Listed records –

• • • •

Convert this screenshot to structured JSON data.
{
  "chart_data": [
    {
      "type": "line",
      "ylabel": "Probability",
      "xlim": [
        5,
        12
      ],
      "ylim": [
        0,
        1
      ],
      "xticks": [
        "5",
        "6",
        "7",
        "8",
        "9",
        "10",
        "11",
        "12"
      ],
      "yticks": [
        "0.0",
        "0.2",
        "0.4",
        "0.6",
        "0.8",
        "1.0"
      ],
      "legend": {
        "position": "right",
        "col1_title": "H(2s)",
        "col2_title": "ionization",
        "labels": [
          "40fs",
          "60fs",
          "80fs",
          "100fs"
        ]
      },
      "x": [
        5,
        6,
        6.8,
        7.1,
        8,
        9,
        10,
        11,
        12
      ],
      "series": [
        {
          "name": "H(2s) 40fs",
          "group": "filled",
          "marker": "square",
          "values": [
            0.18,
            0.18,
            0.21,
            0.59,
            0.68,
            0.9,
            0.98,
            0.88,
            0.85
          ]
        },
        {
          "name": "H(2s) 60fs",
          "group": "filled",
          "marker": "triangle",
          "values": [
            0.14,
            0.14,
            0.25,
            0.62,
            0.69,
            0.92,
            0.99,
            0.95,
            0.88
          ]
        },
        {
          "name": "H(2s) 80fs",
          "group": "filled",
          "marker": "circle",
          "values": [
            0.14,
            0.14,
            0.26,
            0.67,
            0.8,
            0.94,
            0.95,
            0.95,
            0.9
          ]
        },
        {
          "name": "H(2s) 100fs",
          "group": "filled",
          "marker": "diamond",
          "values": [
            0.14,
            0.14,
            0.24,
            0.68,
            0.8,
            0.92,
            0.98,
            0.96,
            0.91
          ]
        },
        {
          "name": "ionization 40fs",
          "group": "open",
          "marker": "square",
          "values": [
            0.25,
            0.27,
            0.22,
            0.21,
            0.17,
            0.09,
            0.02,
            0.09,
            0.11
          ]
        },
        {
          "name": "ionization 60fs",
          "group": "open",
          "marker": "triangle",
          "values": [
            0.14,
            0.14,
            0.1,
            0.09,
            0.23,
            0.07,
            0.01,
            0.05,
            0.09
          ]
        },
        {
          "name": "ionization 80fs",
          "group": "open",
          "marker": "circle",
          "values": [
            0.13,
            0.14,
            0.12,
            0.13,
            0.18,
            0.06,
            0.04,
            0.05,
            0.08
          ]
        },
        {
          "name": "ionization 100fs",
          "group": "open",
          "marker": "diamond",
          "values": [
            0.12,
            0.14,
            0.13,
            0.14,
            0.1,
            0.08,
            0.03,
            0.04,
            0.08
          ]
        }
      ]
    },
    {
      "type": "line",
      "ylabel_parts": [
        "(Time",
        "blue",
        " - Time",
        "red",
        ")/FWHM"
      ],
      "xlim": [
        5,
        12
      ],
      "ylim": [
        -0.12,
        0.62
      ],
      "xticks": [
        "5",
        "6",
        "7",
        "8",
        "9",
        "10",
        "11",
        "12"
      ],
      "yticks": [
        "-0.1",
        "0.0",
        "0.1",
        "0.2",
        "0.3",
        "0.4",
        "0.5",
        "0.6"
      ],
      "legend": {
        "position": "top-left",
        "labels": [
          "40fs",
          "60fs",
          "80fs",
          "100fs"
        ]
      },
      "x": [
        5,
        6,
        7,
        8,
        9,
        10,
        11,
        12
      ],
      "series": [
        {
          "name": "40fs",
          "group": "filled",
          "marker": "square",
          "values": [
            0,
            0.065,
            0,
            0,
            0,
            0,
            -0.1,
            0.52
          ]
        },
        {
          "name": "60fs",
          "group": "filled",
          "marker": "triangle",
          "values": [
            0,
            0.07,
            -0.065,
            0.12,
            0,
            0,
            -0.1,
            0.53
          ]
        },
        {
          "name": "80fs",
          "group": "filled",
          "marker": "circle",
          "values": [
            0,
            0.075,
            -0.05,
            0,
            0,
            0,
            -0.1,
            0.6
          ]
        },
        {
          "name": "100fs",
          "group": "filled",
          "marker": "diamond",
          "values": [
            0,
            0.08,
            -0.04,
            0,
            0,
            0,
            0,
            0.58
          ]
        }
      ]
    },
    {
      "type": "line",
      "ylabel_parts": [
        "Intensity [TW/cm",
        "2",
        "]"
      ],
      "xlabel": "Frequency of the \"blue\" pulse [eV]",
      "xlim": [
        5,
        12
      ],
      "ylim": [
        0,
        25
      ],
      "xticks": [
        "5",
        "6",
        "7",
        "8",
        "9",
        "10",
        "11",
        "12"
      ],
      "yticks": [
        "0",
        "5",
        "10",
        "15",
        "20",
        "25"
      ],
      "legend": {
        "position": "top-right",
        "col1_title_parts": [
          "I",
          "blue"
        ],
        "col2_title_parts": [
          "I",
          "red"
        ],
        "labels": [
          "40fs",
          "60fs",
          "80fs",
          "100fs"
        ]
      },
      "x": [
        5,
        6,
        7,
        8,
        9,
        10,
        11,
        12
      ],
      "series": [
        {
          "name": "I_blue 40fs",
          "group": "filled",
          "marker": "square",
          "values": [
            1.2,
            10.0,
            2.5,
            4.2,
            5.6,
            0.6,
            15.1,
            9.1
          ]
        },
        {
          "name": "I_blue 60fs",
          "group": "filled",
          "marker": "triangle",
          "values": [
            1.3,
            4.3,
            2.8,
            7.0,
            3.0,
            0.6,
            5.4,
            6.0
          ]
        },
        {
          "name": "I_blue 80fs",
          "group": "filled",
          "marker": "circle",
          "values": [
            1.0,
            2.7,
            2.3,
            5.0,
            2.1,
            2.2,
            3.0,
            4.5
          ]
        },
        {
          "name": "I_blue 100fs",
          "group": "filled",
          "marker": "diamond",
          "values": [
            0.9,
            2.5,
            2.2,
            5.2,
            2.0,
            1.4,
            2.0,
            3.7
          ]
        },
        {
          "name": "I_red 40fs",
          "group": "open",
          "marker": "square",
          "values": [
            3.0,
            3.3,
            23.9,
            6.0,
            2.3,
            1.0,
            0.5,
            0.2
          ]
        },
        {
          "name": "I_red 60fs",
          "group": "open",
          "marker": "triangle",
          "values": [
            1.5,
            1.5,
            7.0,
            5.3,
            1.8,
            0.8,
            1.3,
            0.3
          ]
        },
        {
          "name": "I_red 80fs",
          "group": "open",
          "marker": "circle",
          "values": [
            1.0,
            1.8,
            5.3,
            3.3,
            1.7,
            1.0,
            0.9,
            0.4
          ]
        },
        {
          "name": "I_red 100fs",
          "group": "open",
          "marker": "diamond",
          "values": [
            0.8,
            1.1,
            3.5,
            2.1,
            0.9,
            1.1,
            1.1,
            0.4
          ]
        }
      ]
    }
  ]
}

• • • •

Without omitting anything, output the entries exactly.

Convert this screenshot to structured JSON data.
{
  "chart_data": [
    {
      "type": "line",
      "ylabel": "Probability",
      "xlim": [
        5,
        12
      ],
      "ylim": [
        0,
        1
      ],
      "xticks": [
        "5",
        "6",
        "7",
        "8",
        "9",
        "10",
        "11",
        "12"
      ],
      "yticks": [
        "0.0",
        "0.2",
        "0.4",
        "0.6",
        "0.8",
        "1.0"
      ],
      "legend": {
        "position": "right",
        "col1_title": "H(2s)",
        "col2_title": "ionization",
        "labels": [
          "40fs",
          "60fs",
          "80fs",
          "100fs"
        ]
      },
      "x": [
        5,
        6,
        6.8,
        7.1,
        8,
        9,
        10,
        11,
        12
      ],
      "series": [
        {
          "name": "H(2s) 40fs",
          "group": "filled",
          "marker": "square",
          "values": [
            0.18,
            0.18,
            0.21,
            0.59,
            0.68,
            0.9,
            0.98,
            0.88,
            0.85
          ]
        },
        {
          "name": "H(2s) 60fs",
          "group": "filled",
          "marker": "triangle",
          "values": [
            0.14,
            0.14,
            0.25,
            0.62,
            0.69,
            0.92,
            0.99,
            0.95,
            0.88
          ]
        },
        {
          "name": "H(2s) 80fs",
          "group": "filled",
          "marker": "circle",
          "values": [
            0.14,
            0.14,
            0.26,
            0.67,
            0.8,
            0.94,
            0.95,
            0.95,
            0.9
          ]
        },
        {
          "name": "H(2s) 100fs",
          "group": "filled",
          "marker": "diamond",
          "values": [
            0.14,
            0.14,
            0.24,
            0.68,
            0.8,
            0.92,
            0.98,
            0.96,
            0.91
          ]
        },
        {
          "name": "ionization 40fs",
          "group": "open",
          "marker": "square",
          "values": [
            0.25,
            0.27,
            0.22,
            0.21,
            0.17,
            0.09,
            0.02,
            0.09,
            0.11
          ]
        },
        {
          "name": "ionization 60fs",
          "group": "open",
          "marker": "triangle",
          "values": [
            0.14,
            0.14,
            0.1,
            0.09,
            0.23,
            0.07,
            0.01,
            0.05,
            0.09
          ]
        },
        {
          "name": "ionization 80fs",
          "group": "open",
          "marker": "circle",
          "values": [
            0.13,
            0.14,
            0.12,
            0.13,
            0.18,
            0.06,
            0.04,
            0.05,
            0.08
          ]
        },
        {
          "name": "ionization 100fs",
          "group": "open",
          "marker": "diamond",
          "values": [
            0.12,
            0.14,
            0.13,
            0.14,
            0.1,
            0.08,
            0.03,
            0.04,
            0.08
          ]
        }
      ]
    },
    {
      "type": "line",
      "ylabel_parts": [
        "(Time",
        "blue",
        " - Time",
        "red",
        ")/FWHM"
      ],
      "xlim": [
        5,
        12
      ],
      "ylim": [
        -0.12,
        0.62
      ],
      "xticks": [
        "5",
        "6",
        "7",
        "8",
        "9",
        "10",
        "11",
        "12"
      ],
      "yticks": [
        "-0.1",
        "0.0",
        "0.1",
        "0.2",
        "0.3",
        "0.4",
        "0.5",
        "0.6"
      ],
      "legend": {
        "position": "top-left",
        "labels": [
          "40fs",
          "60fs",
          "80fs",
          "100fs"
        ]
      },
      "x": [
        5,
        6,
        7,
        8,
        9,
        10,
        11,
        12
      ],
      "series": [
        {
          "name": "40fs",
          "group": "filled",
          "marker": "square",
          "values": [
            0,
            0.065,
            0,
            0,
            0,
            0,
            -0.1,
            0.52
          ]
        },
        {
          "name": "60fs",
          "group": "filled",
          "marker": "triangle",
          "values": [
            0,
            0.07,
            -0.065,
            0.12,
            0,
            0,
            -0.1,
            0.53
          ]
        },
        {
          "name": "80fs",
          "group": "filled",
          "marker": "circle",
          "values": [
            0,
            0.075,
            -0.05,
            0,
            0,
            0,
            -0.1,
            0.6
          ]
        },
        {
          "name": "100fs",
          "group": "filled",
          "marker": "diamond",
          "values": [
            0,
            0.08,
            -0.04,
            0,
            0,
            0,
            0,
            0.58
          ]
        }
      ]
    },
    {
      "type": "line",
      "ylabel_parts": [
        "Intensity [TW/cm",
        "2",
        "]"
      ],
      "xlabel": "Frequency of the \"blue\" pulse [eV]",
      "xlim": [
        5,
        12
      ],
      "ylim": [
        0,
        25
      ],
      "xticks": [
        "5",
        "6",
        "7",
        "8",
        "9",
        "10",
        "11",
        "12"
      ],
      "yticks": [
        "0",
        "5",
        "10",
        "15",
        "20",
        "25"
      ],
      "legend": {
        "position": "top-right",
        "col1_title_parts": [
          "I",
          "blue"
        ],
        "col2_title_parts": [
          "I",
          "red"
        ],
        "labels": [
          "40fs",
          "60fs",
          "80fs",
          "100fs"
        ]
      },
      "x": [
        5,
        6,
        7,
        8,
        9,
        10,
        11,
        12
      ],
      "series": [
        {
          "name": "I_blue 40fs",
          "group": "filled",
          "marker": "square",
          "values": [
            1.2,
            10.0,
            2.5,
            4.2,
            5.6,
            0.6,
            15.1,
            9.1
          ]
        },
        {
          "name": "I_blue 60fs",
          "group": "filled",
          "marker": "triangle",
          "values": [
            1.3,
            4.3,
            2.8,
            7.0,
            3.0,
            0.6,
            5.4,
            6.0
          ]
        },
        {
          "name": "I_blue 80fs",
          "group": "filled",
          "marker": "circle",
          "values": [
            1.0,
            2.7,
            2.3,
            5.0,
            2.1,
            2.2,
            3.0,
            4.5
          ]
        },
        {
          "name": "I_blue 100fs",
          "group": "filled",
          "marker": "diamond",
          "values": [
            0.9,
            2.5,
            2.2,
            5.2,
            2.0,
            1.4,
            2.0,
            3.7
          ]
        },
        {
          "name": "I_red 40fs",
          "group": "open",
          "marker": "square",
          "values": [
            3.0,
            3.3,
            23.9,
            6.0,
            2.3,
            1.0,
            0.5,
            0.2
          ]
        },
        {
          "name": "I_red 60fs",
          "group": "open",
          "marker": "triangle",
          "values": [
            1.5,
            1.5,
            7.0,
            5.3,
            1.8,
            0.8,
            1.3,
            0.3
          ]
        },
        {
          "name": "I_red 80fs",
          "group": "open",
          "marker": "circle",
          "values": [
            1.0,
            1.8,
            5.3,
            3.3,
            1.7,
            1.0,
            0.9,
            0.4
          ]
        },
        {
          "name": "I_red 100fs",
          "group": "open",
          "marker": "diamond",
          "values": [
            0.8,
            1.1,
            3.5,
            2.1,
            0.9,
            1.1,
            1.1,
            0.4
          ]
        }
      ]
    }
  ]
}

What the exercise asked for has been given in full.